■ **Work instructions**: Collect each line holding the string "RETIREES".
----
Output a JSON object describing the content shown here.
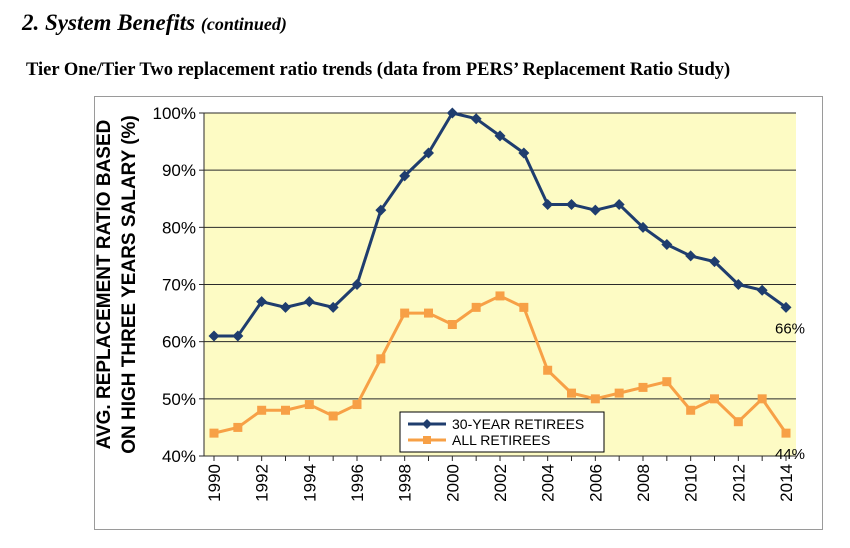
{
  "header": {
    "section_title": "2. System Benefits",
    "section_subtitle": "(continued)"
  },
  "chart_title": "Tier One/Tier Two replacement ratio trends (data from PERS’ Replacement Ratio Study)",
  "colors": {
    "series_30yr": "#1f3d6e",
    "series_all": "#f7a046",
    "plot_background": "#fdfbc4",
    "grid": "#2a2a2a"
  },
  "chart_data": {
    "type": "line",
    "title": "",
    "ylabel_line1": "AVG. REPLACEMENT RATIO BASED",
    "ylabel_line2": "ON HIGH THREE YEARS SALARY (%)",
    "xlabel": "",
    "x": [
      1990,
      1991,
      1992,
      1993,
      1994,
      1995,
      1996,
      1997,
      1998,
      1999,
      2000,
      2001,
      2002,
      2003,
      2004,
      2005,
      2006,
      2007,
      2008,
      2009,
      2010,
      2011,
      2012,
      2013,
      2014
    ],
    "xticks": [
      "1990",
      "1992",
      "1994",
      "1996",
      "1998",
      "2000",
      "2002",
      "2004",
      "2006",
      "2008",
      "2010",
      "2012",
      "2014"
    ],
    "ylim": [
      40,
      100
    ],
    "yticks": [
      "40%",
      "50%",
      "60%",
      "70%",
      "80%",
      "90%",
      "100%"
    ],
    "grid": "horizontal",
    "legend_position": "bottom-center",
    "series": [
      {
        "name": "30-YEAR RETIREES",
        "marker": "diamond",
        "values": [
          61,
          61,
          67,
          66,
          67,
          66,
          70,
          83,
          89,
          93,
          100,
          99,
          96,
          93,
          84,
          84,
          83,
          84,
          80,
          77,
          75,
          74,
          70,
          69,
          66
        ],
        "end_label": "66%"
      },
      {
        "name": "ALL RETIREES",
        "marker": "square",
        "values": [
          44,
          45,
          48,
          48,
          49,
          47,
          49,
          57,
          65,
          65,
          63,
          66,
          68,
          66,
          55,
          51,
          50,
          51,
          52,
          53,
          48,
          50,
          46,
          50,
          44
        ],
        "end_label": "44%"
      }
    ]
  }
}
----
■ **Result below**:
        "name": "30-YEAR RETIREES",
        "name": "ALL RETIREES",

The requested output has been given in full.